WRITTEN TASK – What follows is a listing. Return every line of it exactly.

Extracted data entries
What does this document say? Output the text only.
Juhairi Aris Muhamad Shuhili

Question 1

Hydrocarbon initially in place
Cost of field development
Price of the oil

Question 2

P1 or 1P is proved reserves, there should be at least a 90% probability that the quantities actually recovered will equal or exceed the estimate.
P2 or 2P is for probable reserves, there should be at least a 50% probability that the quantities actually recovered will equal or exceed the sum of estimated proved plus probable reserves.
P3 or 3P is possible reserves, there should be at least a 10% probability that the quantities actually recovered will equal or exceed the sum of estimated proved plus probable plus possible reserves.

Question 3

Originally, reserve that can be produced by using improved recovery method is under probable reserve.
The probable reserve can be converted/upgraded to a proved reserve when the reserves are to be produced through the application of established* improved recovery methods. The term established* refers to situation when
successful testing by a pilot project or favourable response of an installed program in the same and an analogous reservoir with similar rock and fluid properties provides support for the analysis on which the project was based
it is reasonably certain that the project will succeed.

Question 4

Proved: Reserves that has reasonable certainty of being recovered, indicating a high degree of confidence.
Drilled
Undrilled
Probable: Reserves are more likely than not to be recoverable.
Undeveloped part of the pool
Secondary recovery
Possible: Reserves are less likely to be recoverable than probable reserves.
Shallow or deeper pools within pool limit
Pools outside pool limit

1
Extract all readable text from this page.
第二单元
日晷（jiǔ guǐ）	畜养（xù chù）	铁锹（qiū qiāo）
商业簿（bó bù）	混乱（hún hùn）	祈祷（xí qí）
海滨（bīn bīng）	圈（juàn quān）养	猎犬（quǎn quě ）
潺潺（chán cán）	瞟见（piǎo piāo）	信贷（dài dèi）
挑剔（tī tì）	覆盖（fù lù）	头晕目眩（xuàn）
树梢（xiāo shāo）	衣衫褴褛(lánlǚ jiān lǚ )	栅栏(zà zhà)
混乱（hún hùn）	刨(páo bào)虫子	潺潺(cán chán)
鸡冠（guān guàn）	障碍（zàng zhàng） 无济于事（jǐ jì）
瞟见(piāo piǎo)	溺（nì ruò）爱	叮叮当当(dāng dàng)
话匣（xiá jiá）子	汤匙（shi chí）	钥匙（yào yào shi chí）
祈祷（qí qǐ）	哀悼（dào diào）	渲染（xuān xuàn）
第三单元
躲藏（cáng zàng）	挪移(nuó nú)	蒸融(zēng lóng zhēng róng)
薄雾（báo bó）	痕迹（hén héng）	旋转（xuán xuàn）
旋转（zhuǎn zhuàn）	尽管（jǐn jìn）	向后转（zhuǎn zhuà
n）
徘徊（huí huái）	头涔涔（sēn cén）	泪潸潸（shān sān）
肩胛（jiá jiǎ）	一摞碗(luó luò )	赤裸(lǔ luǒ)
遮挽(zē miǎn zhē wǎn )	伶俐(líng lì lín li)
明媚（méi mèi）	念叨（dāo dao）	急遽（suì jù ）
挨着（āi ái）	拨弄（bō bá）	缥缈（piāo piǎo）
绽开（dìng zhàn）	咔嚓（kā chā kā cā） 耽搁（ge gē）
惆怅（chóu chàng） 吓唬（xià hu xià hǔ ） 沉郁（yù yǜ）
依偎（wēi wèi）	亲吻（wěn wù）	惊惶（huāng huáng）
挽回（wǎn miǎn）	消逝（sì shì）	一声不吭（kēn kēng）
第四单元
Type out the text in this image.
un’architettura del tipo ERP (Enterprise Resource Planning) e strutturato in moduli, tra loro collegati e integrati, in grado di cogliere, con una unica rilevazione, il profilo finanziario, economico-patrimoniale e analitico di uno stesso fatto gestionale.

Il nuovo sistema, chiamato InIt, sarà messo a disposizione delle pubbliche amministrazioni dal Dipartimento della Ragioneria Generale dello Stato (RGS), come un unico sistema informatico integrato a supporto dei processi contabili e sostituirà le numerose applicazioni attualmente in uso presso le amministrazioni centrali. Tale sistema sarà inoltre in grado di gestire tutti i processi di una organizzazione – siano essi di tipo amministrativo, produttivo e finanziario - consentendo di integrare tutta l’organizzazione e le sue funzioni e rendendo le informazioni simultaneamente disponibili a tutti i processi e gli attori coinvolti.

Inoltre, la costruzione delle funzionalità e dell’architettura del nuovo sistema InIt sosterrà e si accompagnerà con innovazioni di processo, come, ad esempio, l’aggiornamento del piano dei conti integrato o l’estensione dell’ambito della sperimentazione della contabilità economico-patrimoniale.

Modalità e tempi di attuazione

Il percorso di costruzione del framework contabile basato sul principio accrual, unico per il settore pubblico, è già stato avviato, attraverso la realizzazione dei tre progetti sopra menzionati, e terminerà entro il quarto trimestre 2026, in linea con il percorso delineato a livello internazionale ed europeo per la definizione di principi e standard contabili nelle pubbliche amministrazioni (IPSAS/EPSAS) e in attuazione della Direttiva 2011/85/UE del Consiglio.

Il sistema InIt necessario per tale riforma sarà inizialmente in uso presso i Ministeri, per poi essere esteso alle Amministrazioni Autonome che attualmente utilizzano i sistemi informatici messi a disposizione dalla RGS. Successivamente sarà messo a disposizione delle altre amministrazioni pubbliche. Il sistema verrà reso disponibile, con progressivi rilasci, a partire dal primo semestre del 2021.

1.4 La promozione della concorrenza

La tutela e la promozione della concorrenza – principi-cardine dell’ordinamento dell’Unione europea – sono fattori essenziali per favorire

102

RESULT –
What does this document say? Output the text only.
Juhairi Aris Muhamad Shuhili

Question 1

Hydrocarbon initially in place
Cost of field development
Price of the oil

Question 2

P1 or 1P is proved reserves, there should be at least a 90% probability that the quantities actually recovered will equal or exceed the estimate.
P2 or 2P is for probable reserves, there should be at least a 50% probability that the quantities actually recovered will equal or exceed the sum of estimated proved plus probable reserves.
P3 or 3P is possible reserves, there should be at least a 10% probability that the quantities actually recovered will equal or exceed the sum of estimated proved plus probable plus possible reserves.

Question 3

Originally, reserve that can be produced by using improved recovery method is under probable reserve.
The probable reserve can be converted/upgraded to a proved reserve when the reserves are to be produced through the application of established* improved recovery methods. The term established* refers to situation when
successful testing by a pilot project or favourable response of an installed program in the same and an analogous reservoir with similar rock and fluid properties provides support for the analysis on which the project was based
it is reasonably certain that the project will succeed.

Question 4

Proved: Reserves that has reasonable certainty of being recovered, indicating a high degree of confidence.
Drilled
Undrilled
Probable: Reserves are more likely than not to be recoverable.
Undeveloped part of the pool
Secondary recovery
Possible: Reserves are less likely to be recoverable than probable reserves.
Shallow or deeper pools within pool limit
Pools outside pool limit

1
Extract all readable text from this page.
第二单元
日晷（jiǔ guǐ）	畜养（xù chù）	铁锹（qiū qiāo）
商业簿（bó bù）	混乱（hún hùn）	祈祷（xí qí）
海滨（bīn bīng）	圈（juàn quān）养	猎犬（quǎn quě ）
潺潺（chán cán）	瞟见（piǎo piāo）	信贷（dài dèi）
挑剔（tī tì）	覆盖（fù lù）	头晕目眩（xuàn）
树梢（xiāo shāo）	衣衫褴褛(lánlǚ jiān lǚ )	栅栏(zà zhà)
混乱（hún hùn）	刨(páo bào)虫子	潺潺(cán chán)
鸡冠（guān guàn）	障碍（zàng zhàng） 无济于事（jǐ jì）
瞟见(piāo piǎo)	溺（nì ruò）爱	叮叮当当(dāng dàng)
话匣（xiá jiá）子	汤匙（shi chí）	钥匙（yào yào shi chí）
祈祷（qí qǐ）	哀悼（dào diào）	渲染（xuān xuàn）
第三单元
躲藏（cáng zàng）	挪移(nuó nú)	蒸融(zēng lóng zhēng róng)
薄雾（báo bó）	痕迹（hén héng）	旋转（xuán xuàn）
旋转（zhuǎn zhuàn）	尽管（jǐn jìn）	向后转（zhuǎn zhuà
n）
徘徊（huí huái）	头涔涔（sēn cén）	泪潸潸（shān sān）
肩胛（jiá jiǎ）	一摞碗(luó luò )	赤裸(lǔ luǒ)
遮挽(zē miǎn zhē wǎn )	伶俐(líng lì lín li)
明媚（méi mèi）	念叨（dāo dao）	急遽（suì jù ）
挨着（āi ái）	拨弄（bō bá）	缥缈（piāo piǎo）
绽开（dìng zhàn）	咔嚓（kā chā kā cā） 耽搁（ge gē）
惆怅（chóu chàng） 吓唬（xià hu xià hǔ ） 沉郁（yù yǜ）
依偎（wēi wèi）	亲吻（wěn wù）	惊惶（huāng huáng）
挽回（wǎn miǎn）	消逝（sì shì）	一声不吭（kēn kēng）
第四单元
Type out the text in this image.
un’architettura del tipo ERP (Enterprise Resource Planning) e strutturato in moduli, tra loro collegati e integrati, in grado di cogliere, con una unica rilevazione, il profilo finanziario, economico-patrimoniale e analitico di uno stesso fatto gestionale.

Il nuovo sistema, chiamato InIt, sarà messo a disposizione delle pubbliche amministrazioni dal Dipartimento della Ragioneria Generale dello Stato (RGS), come un unico sistema informatico integrato a supporto dei processi contabili e sostituirà le numerose applicazioni attualmente in uso presso le amministrazioni centrali. Tale sistema sarà inoltre in grado di gestire tutti i processi di una organizzazione – siano essi di tipo amministrativo, produttivo e finanziario - consentendo di integrare tutta l’organizzazione e le sue funzioni e rendendo le informazioni simultaneamente disponibili a tutti i processi e gli attori coinvolti.

Inoltre, la costruzione delle funzionalità e dell’architettura del nuovo sistema InIt sosterrà e si accompagnerà con innovazioni di processo, come, ad esempio, l’aggiornamento del piano dei conti integrato o l’estensione dell’ambito della sperimentazione della contabilità economico-patrimoniale.

Modalità e tempi di attuazione

Il percorso di costruzione del framework contabile basato sul principio accrual, unico per il settore pubblico, è già stato avviato, attraverso la realizzazione dei tre progetti sopra menzionati, e terminerà entro il quarto trimestre 2026, in linea con il percorso delineato a livello internazionale ed europeo per la definizione di principi e standard contabili nelle pubbliche amministrazioni (IPSAS/EPSAS) e in attuazione della Direttiva 2011/85/UE del Consiglio.

Il sistema InIt necessario per tale riforma sarà inizialmente in uso presso i Ministeri, per poi essere esteso alle Amministrazioni Autonome che attualmente utilizzano i sistemi informatici messi a disposizione dalla RGS. Successivamente sarà messo a disposizione delle altre amministrazioni pubbliche. Il sistema verrà reso disponibile, con progressivi rilasci, a partire dal primo semestre del 2021.

1.4 La promozione della concorrenza

La tutela e la promozione della concorrenza – principi-cardine dell’ordinamento dell’Unione europea – sono fattori essenziali per favorire

102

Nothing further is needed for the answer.